__What is expected__: Give back every record below word for word, with the pictures omitted.

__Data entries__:
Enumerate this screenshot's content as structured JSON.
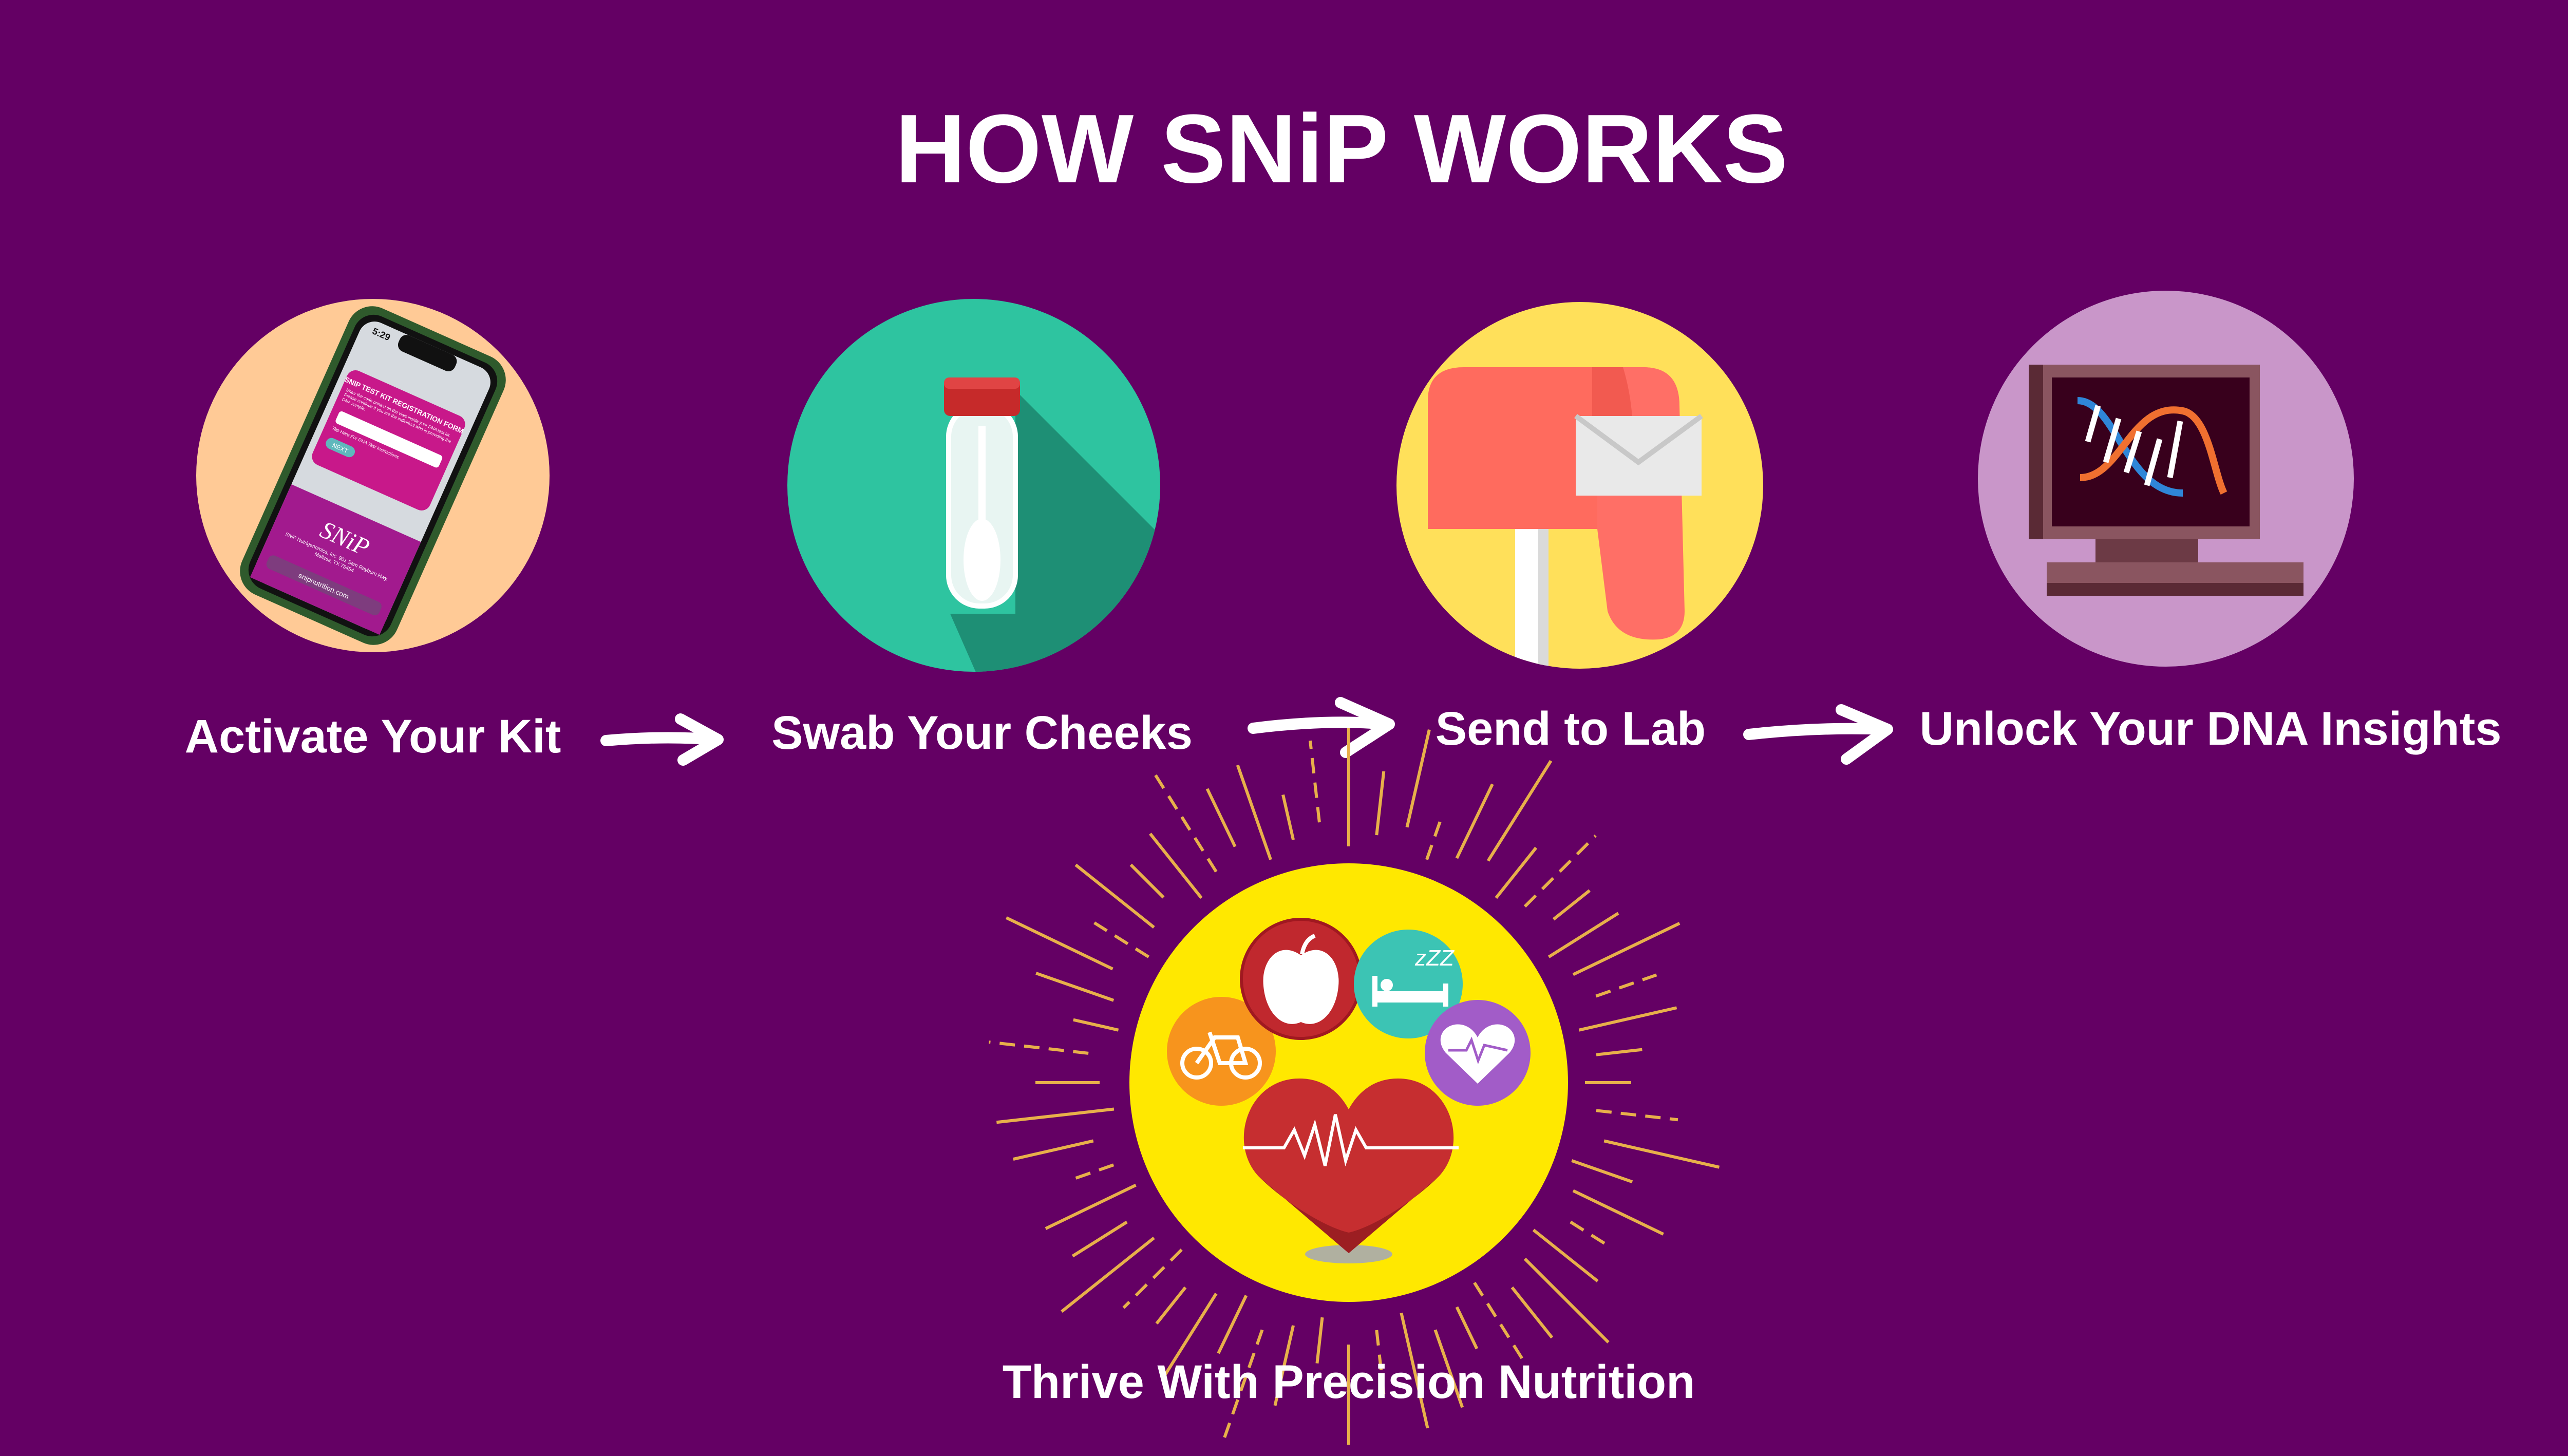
{
  "title": "HOW SNiP WORKS",
  "colors": {
    "background": "#640064",
    "step1_circle": "#FFCA96",
    "step2_circle": "#2EC4A0",
    "step3_circle": "#FFE05A",
    "step4_circle": "#C996C9",
    "result_circle": "#FFE800"
  },
  "steps": [
    {
      "label": "Activate Your Kit",
      "icon": "smartphone-icon"
    },
    {
      "label": "Swab Your Cheeks",
      "icon": "test-tube-icon"
    },
    {
      "label": "Send to Lab",
      "icon": "mailbox-icon"
    },
    {
      "label": "Unlock Your DNA Insights",
      "icon": "dna-computer-icon"
    }
  ],
  "result": {
    "label": "Thrive With Precision Nutrition",
    "icons": [
      "apple-icon",
      "sleep-icon",
      "bicycle-icon",
      "heart-icon",
      "heartbeat-heart-icon"
    ]
  },
  "phone_screen": {
    "time": "5:29",
    "form_title": "SNIP TEST KIT REGISTRATION FORM",
    "instructions": "Enter the code printed on the vials inside your DNA test kit. Please continue if you are the individual who is providing the DNA sample.",
    "help_link": "Tap Here For DNA Test Instructions.",
    "next_button": "NEXT",
    "address": "SNiP Nutrigenomics, Inc. 901 Sam Rayburn Hwy. Melissa, TX 75454",
    "url": "snipnutrition.com"
  }
}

__Answer to this problem__:
Enumerate this screenshot's content as structured JSON.
{
  "title": "HOW SNiP WORKS",
  "colors": {
    "background": "#640064",
    "step1_circle": "#FFCA96",
    "step2_circle": "#2EC4A0",
    "step3_circle": "#FFE05A",
    "step4_circle": "#C996C9",
    "result_circle": "#FFE800"
  },
  "steps": [
    {
      "label": "Activate Your Kit",
      "icon": "smartphone-icon"
    },
    {
      "label": "Swab Your Cheeks",
      "icon": "test-tube-icon"
    },
    {
      "label": "Send to Lab",
      "icon": "mailbox-icon"
    },
    {
      "label": "Unlock Your DNA Insights",
      "icon": "dna-computer-icon"
    }
  ],
  "result": {
    "label": "Thrive With Precision Nutrition",
    "icons": [
      "apple-icon",
      "sleep-icon",
      "bicycle-icon",
      "heart-icon",
      "heartbeat-heart-icon"
    ]
  },
  "phone_screen": {
    "time": "5:29",
    "form_title": "SNIP TEST KIT REGISTRATION FORM",
    "instructions": "Enter the code printed on the vials inside your DNA test kit. Please continue if you are the individual who is providing the DNA sample.",
    "help_link": "Tap Here For DNA Test Instructions.",
    "next_button": "NEXT",
    "address": "SNiP Nutrigenomics, Inc. 901 Sam Rayburn Hwy. Melissa, TX 75454",
    "url": "snipnutrition.com"
  }
}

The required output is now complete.